Entries supplied =>
····················

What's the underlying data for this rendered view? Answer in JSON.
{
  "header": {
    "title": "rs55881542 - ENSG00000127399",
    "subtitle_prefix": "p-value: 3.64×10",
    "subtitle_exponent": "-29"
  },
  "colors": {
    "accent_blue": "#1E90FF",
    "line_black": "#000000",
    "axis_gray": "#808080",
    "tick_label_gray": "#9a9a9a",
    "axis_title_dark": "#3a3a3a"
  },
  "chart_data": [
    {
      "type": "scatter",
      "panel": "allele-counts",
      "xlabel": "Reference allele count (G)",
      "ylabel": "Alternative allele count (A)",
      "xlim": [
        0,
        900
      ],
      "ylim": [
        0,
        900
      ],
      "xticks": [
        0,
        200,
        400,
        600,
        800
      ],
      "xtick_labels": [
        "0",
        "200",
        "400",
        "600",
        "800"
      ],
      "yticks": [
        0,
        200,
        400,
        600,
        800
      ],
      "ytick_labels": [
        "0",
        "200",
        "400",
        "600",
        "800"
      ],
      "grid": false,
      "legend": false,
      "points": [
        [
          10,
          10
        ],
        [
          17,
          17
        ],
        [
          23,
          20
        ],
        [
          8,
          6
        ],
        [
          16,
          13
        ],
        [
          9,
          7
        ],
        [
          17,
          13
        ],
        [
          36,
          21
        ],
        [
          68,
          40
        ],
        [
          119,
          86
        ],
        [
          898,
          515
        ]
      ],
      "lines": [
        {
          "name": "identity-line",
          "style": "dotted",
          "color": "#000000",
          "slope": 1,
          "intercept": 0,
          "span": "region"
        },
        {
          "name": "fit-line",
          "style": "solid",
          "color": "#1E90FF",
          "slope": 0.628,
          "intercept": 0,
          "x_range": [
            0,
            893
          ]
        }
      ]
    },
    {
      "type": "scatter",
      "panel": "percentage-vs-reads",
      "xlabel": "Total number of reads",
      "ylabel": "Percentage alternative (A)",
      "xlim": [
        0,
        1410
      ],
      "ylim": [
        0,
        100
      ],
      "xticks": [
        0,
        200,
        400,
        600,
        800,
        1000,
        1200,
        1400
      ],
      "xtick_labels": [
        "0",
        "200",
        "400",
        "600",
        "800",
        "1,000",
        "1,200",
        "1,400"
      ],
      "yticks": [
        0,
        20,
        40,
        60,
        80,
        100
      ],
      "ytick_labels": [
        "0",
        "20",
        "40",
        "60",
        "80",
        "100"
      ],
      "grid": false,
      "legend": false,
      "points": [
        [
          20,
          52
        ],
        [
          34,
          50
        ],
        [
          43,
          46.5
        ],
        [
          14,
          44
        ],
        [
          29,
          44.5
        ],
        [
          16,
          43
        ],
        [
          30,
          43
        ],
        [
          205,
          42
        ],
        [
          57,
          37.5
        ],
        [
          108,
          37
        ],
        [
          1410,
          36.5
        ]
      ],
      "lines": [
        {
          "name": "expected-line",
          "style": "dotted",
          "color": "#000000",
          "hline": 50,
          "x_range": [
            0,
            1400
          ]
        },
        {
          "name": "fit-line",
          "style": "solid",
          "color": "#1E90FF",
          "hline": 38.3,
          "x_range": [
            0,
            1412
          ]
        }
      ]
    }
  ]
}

····················

Exercise => Write out the entire listing exactly.

Output of the task =>
What's the underlying data for this rendered view? Answer in JSON.
{
  "header": {
    "title": "rs55881542 - ENSG00000127399",
    "subtitle_prefix": "p-value: 3.64×10",
    "subtitle_exponent": "-29"
  },
  "colors": {
    "accent_blue": "#1E90FF",
    "line_black": "#000000",
    "axis_gray": "#808080",
    "tick_label_gray": "#9a9a9a",
    "axis_title_dark": "#3a3a3a"
  },
  "chart_data": [
    {
      "type": "scatter",
      "panel": "allele-counts",
      "xlabel": "Reference allele count (G)",
      "ylabel": "Alternative allele count (A)",
      "xlim": [
        0,
        900
      ],
      "ylim": [
        0,
        900
      ],
      "xticks": [
        0,
        200,
        400,
        600,
        800
      ],
      "xtick_labels": [
        "0",
        "200",
        "400",
        "600",
        "800"
      ],
      "yticks": [
        0,
        200,
        400,
        600,
        800
      ],
      "ytick_labels": [
        "0",
        "200",
        "400",
        "600",
        "800"
      ],
      "grid": false,
      "legend": false,
      "points": [
        [
          10,
          10
        ],
        [
          17,
          17
        ],
        [
          23,
          20
        ],
        [
          8,
          6
        ],
        [
          16,
          13
        ],
        [
          9,
          7
        ],
        [
          17,
          13
        ],
        [
          36,
          21
        ],
        [
          68,
          40
        ],
        [
          119,
          86
        ],
        [
          898,
          515
        ]
      ],
      "lines": [
        {
          "name": "identity-line",
          "style": "dotted",
          "color": "#000000",
          "slope": 1,
          "intercept": 0,
          "span": "region"
        },
        {
          "name": "fit-line",
          "style": "solid",
          "color": "#1E90FF",
          "slope": 0.628,
          "intercept": 0,
          "x_range": [
            0,
            893
          ]
        }
      ]
    },
    {
      "type": "scatter",
      "panel": "percentage-vs-reads",
      "xlabel": "Total number of reads",
      "ylabel": "Percentage alternative (A)",
      "xlim": [
        0,
        1410
      ],
      "ylim": [
        0,
        100
      ],
      "xticks": [
        0,
        200,
        400,
        600,
        800,
        1000,
        1200,
        1400
      ],
      "xtick_labels": [
        "0",
        "200",
        "400",
        "600",
        "800",
        "1,000",
        "1,200",
        "1,400"
      ],
      "yticks": [
        0,
        20,
        40,
        60,
        80,
        100
      ],
      "ytick_labels": [
        "0",
        "20",
        "40",
        "60",
        "80",
        "100"
      ],
      "grid": false,
      "legend": false,
      "points": [
        [
          20,
          52
        ],
        [
          34,
          50
        ],
        [
          43,
          46.5
        ],
        [
          14,
          44
        ],
        [
          29,
          44.5
        ],
        [
          16,
          43
        ],
        [
          30,
          43
        ],
        [
          205,
          42
        ],
        [
          57,
          37.5
        ],
        [
          108,
          37
        ],
        [
          1410,
          36.5
        ]
      ],
      "lines": [
        {
          "name": "expected-line",
          "style": "dotted",
          "color": "#000000",
          "hline": 50,
          "x_range": [
            0,
            1400
          ]
        },
        {
          "name": "fit-line",
          "style": "solid",
          "color": "#1E90FF",
          "hline": 38.3,
          "x_range": [
            0,
            1412
          ]
        }
      ]
    }
  ]
}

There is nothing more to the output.